== Task instructions ==
What follows is a listing to be transcribed exactly.

------ Data for this task

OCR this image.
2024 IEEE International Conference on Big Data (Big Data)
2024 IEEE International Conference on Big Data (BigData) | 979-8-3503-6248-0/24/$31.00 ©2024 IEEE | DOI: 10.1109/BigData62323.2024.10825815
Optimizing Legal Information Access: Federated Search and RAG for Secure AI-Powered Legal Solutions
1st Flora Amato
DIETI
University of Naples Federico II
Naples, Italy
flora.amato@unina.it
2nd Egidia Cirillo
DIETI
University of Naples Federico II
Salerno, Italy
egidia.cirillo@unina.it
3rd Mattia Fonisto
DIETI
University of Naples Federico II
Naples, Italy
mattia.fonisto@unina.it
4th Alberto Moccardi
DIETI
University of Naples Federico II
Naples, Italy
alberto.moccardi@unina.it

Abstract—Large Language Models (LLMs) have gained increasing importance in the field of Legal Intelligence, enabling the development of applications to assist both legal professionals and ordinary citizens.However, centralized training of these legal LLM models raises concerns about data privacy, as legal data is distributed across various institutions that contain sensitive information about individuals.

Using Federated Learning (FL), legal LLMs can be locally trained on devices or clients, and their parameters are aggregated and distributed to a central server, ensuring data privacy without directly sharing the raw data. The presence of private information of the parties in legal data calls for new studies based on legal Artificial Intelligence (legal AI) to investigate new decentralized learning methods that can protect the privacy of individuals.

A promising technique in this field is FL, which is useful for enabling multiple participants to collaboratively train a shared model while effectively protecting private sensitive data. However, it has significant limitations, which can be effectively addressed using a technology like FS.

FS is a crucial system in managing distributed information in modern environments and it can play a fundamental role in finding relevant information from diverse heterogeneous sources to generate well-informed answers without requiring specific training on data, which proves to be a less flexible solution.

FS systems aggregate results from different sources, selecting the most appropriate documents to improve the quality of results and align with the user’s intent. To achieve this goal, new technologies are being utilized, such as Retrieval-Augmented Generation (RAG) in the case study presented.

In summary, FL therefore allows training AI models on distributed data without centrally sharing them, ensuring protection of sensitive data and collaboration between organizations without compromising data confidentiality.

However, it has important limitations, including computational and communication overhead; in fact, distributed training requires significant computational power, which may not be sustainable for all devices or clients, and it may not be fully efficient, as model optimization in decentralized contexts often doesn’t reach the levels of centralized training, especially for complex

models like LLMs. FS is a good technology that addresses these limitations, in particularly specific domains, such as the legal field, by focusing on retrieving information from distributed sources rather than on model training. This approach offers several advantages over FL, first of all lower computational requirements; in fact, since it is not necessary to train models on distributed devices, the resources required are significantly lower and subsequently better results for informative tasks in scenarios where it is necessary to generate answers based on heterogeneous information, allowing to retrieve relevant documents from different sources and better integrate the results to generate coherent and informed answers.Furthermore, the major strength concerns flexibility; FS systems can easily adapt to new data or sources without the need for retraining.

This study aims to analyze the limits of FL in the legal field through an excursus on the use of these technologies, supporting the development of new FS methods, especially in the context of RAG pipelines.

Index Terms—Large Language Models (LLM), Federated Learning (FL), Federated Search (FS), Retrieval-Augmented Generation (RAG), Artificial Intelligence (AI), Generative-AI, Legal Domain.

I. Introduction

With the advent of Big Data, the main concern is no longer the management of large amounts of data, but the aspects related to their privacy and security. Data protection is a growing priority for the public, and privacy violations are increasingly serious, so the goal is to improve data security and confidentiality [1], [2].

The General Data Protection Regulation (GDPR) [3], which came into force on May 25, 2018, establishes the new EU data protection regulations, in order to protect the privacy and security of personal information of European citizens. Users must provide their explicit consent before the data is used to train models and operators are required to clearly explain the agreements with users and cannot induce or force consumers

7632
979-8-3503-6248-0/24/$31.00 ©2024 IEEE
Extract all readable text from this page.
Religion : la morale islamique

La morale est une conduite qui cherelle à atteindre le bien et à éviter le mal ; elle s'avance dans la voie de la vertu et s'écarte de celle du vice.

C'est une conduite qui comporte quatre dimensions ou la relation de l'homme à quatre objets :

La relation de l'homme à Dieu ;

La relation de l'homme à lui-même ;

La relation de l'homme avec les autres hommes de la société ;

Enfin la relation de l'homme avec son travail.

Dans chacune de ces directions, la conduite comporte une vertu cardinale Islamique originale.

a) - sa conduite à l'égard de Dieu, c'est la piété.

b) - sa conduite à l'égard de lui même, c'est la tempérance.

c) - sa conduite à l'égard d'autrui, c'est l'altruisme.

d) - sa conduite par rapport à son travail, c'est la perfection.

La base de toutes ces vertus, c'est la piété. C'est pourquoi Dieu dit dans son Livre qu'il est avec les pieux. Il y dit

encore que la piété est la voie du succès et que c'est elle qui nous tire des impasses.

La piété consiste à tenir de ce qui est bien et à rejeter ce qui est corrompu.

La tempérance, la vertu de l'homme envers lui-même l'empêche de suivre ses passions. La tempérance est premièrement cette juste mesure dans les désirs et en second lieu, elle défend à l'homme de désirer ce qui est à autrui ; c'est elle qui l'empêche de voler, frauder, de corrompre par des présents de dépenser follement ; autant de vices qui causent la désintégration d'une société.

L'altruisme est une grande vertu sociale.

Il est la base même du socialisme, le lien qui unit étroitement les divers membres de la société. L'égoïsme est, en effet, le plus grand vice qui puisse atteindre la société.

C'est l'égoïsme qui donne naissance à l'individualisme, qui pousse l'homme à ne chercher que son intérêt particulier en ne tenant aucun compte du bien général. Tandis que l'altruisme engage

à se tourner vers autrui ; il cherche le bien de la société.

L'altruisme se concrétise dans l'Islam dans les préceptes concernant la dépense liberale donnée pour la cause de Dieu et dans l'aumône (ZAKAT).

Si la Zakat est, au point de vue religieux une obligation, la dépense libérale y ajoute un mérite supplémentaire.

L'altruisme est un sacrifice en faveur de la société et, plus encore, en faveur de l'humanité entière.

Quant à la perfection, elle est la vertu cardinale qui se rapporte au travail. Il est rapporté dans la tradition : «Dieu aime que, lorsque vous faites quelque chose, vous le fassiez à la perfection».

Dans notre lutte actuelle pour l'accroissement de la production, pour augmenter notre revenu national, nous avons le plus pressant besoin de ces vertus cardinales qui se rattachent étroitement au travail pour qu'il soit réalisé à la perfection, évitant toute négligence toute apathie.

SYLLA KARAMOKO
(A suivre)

------------

== Task answer ==
OCR this image.
2024 IEEE International Conference on Big Data (Big Data)
2024 IEEE International Conference on Big Data (BigData) | 979-8-3503-6248-0/24/$31.00 ©2024 IEEE | DOI: 10.1109/BigData62323.2024.10825815
Optimizing Legal Information Access: Federated Search and RAG for Secure AI-Powered Legal Solutions
1st Flora Amato
DIETI
University of Naples Federico II
Naples, Italy
flora.amato@unina.it
2nd Egidia Cirillo
DIETI
University of Naples Federico II
Salerno, Italy
egidia.cirillo@unina.it
3rd Mattia Fonisto
DIETI
University of Naples Federico II
Naples, Italy
mattia.fonisto@unina.it
4th Alberto Moccardi
DIETI
University of Naples Federico II
Naples, Italy
alberto.moccardi@unina.it

Abstract—Large Language Models (LLMs) have gained increasing importance in the field of Legal Intelligence, enabling the development of applications to assist both legal professionals and ordinary citizens.However, centralized training of these legal LLM models raises concerns about data privacy, as legal data is distributed across various institutions that contain sensitive information about individuals.

Using Federated Learning (FL), legal LLMs can be locally trained on devices or clients, and their parameters are aggregated and distributed to a central server, ensuring data privacy without directly sharing the raw data. The presence of private information of the parties in legal data calls for new studies based on legal Artificial Intelligence (legal AI) to investigate new decentralized learning methods that can protect the privacy of individuals.

A promising technique in this field is FL, which is useful for enabling multiple participants to collaboratively train a shared model while effectively protecting private sensitive data. However, it has significant limitations, which can be effectively addressed using a technology like FS.

FS is a crucial system in managing distributed information in modern environments and it can play a fundamental role in finding relevant information from diverse heterogeneous sources to generate well-informed answers without requiring specific training on data, which proves to be a less flexible solution.

FS systems aggregate results from different sources, selecting the most appropriate documents to improve the quality of results and align with the user’s intent. To achieve this goal, new technologies are being utilized, such as Retrieval-Augmented Generation (RAG) in the case study presented.

In summary, FL therefore allows training AI models on distributed data without centrally sharing them, ensuring protection of sensitive data and collaboration between organizations without compromising data confidentiality.

However, it has important limitations, including computational and communication overhead; in fact, distributed training requires significant computational power, which may not be sustainable for all devices or clients, and it may not be fully efficient, as model optimization in decentralized contexts often doesn’t reach the levels of centralized training, especially for complex

models like LLMs. FS is a good technology that addresses these limitations, in particularly specific domains, such as the legal field, by focusing on retrieving information from distributed sources rather than on model training. This approach offers several advantages over FL, first of all lower computational requirements; in fact, since it is not necessary to train models on distributed devices, the resources required are significantly lower and subsequently better results for informative tasks in scenarios where it is necessary to generate answers based on heterogeneous information, allowing to retrieve relevant documents from different sources and better integrate the results to generate coherent and informed answers.Furthermore, the major strength concerns flexibility; FS systems can easily adapt to new data or sources without the need for retraining.

This study aims to analyze the limits of FL in the legal field through an excursus on the use of these technologies, supporting the development of new FS methods, especially in the context of RAG pipelines.

Index Terms—Large Language Models (LLM), Federated Learning (FL), Federated Search (FS), Retrieval-Augmented Generation (RAG), Artificial Intelligence (AI), Generative-AI, Legal Domain.

I. Introduction

With the advent of Big Data, the main concern is no longer the management of large amounts of data, but the aspects related to their privacy and security. Data protection is a growing priority for the public, and privacy violations are increasingly serious, so the goal is to improve data security and confidentiality [1], [2].

The General Data Protection Regulation (GDPR) [3], which came into force on May 25, 2018, establishes the new EU data protection regulations, in order to protect the privacy and security of personal information of European citizens. Users must provide their explicit consent before the data is used to train models and operators are required to clearly explain the agreements with users and cannot induce or force consumers

7632
979-8-3503-6248-0/24/$31.00 ©2024 IEEE
Extract all readable text from this page.
Religion : la morale islamique

La morale est une conduite qui cherelle à atteindre le bien et à éviter le mal ; elle s'avance dans la voie de la vertu et s'écarte de celle du vice.

C'est une conduite qui comporte quatre dimensions ou la relation de l'homme à quatre objets :

La relation de l'homme à Dieu ;

La relation de l'homme à lui-même ;

La relation de l'homme avec les autres hommes de la société ;

Enfin la relation de l'homme avec son travail.

Dans chacune de ces directions, la conduite comporte une vertu cardinale Islamique originale.

a) - sa conduite à l'égard de Dieu, c'est la piété.

b) - sa conduite à l'égard de lui même, c'est la tempérance.

c) - sa conduite à l'égard d'autrui, c'est l'altruisme.

d) - sa conduite par rapport à son travail, c'est la perfection.

La base de toutes ces vertus, c'est la piété. C'est pourquoi Dieu dit dans son Livre qu'il est avec les pieux. Il y dit

encore que la piété est la voie du succès et que c'est elle qui nous tire des impasses.

La piété consiste à tenir de ce qui est bien et à rejeter ce qui est corrompu.

La tempérance, la vertu de l'homme envers lui-même l'empêche de suivre ses passions. La tempérance est premièrement cette juste mesure dans les désirs et en second lieu, elle défend à l'homme de désirer ce qui est à autrui ; c'est elle qui l'empêche de voler, frauder, de corrompre par des présents de dépenser follement ; autant de vices qui causent la désintégration d'une société.

L'altruisme est une grande vertu sociale.

Il est la base même du socialisme, le lien qui unit étroitement les divers membres de la société. L'égoïsme est, en effet, le plus grand vice qui puisse atteindre la société.

C'est l'égoïsme qui donne naissance à l'individualisme, qui pousse l'homme à ne chercher que son intérêt particulier en ne tenant aucun compte du bien général. Tandis que l'altruisme engage

à se tourner vers autrui ; il cherche le bien de la société.

L'altruisme se concrétise dans l'Islam dans les préceptes concernant la dépense liberale donnée pour la cause de Dieu et dans l'aumône (ZAKAT).

Si la Zakat est, au point de vue religieux une obligation, la dépense libérale y ajoute un mérite supplémentaire.

L'altruisme est un sacrifice en faveur de la société et, plus encore, en faveur de l'humanité entière.

Quant à la perfection, elle est la vertu cardinale qui se rapporte au travail. Il est rapporté dans la tradition : «Dieu aime que, lorsque vous faites quelque chose, vous le fassiez à la perfection».

Dans notre lutte actuelle pour l'accroissement de la production, pour augmenter notre revenu national, nous avons le plus pressant besoin de ces vertus cardinales qui se rattachent étroitement au travail pour qu'il soit réalisé à la perfection, évitant toute négligence toute apathie.

SYLLA KARAMOKO
(A suivre)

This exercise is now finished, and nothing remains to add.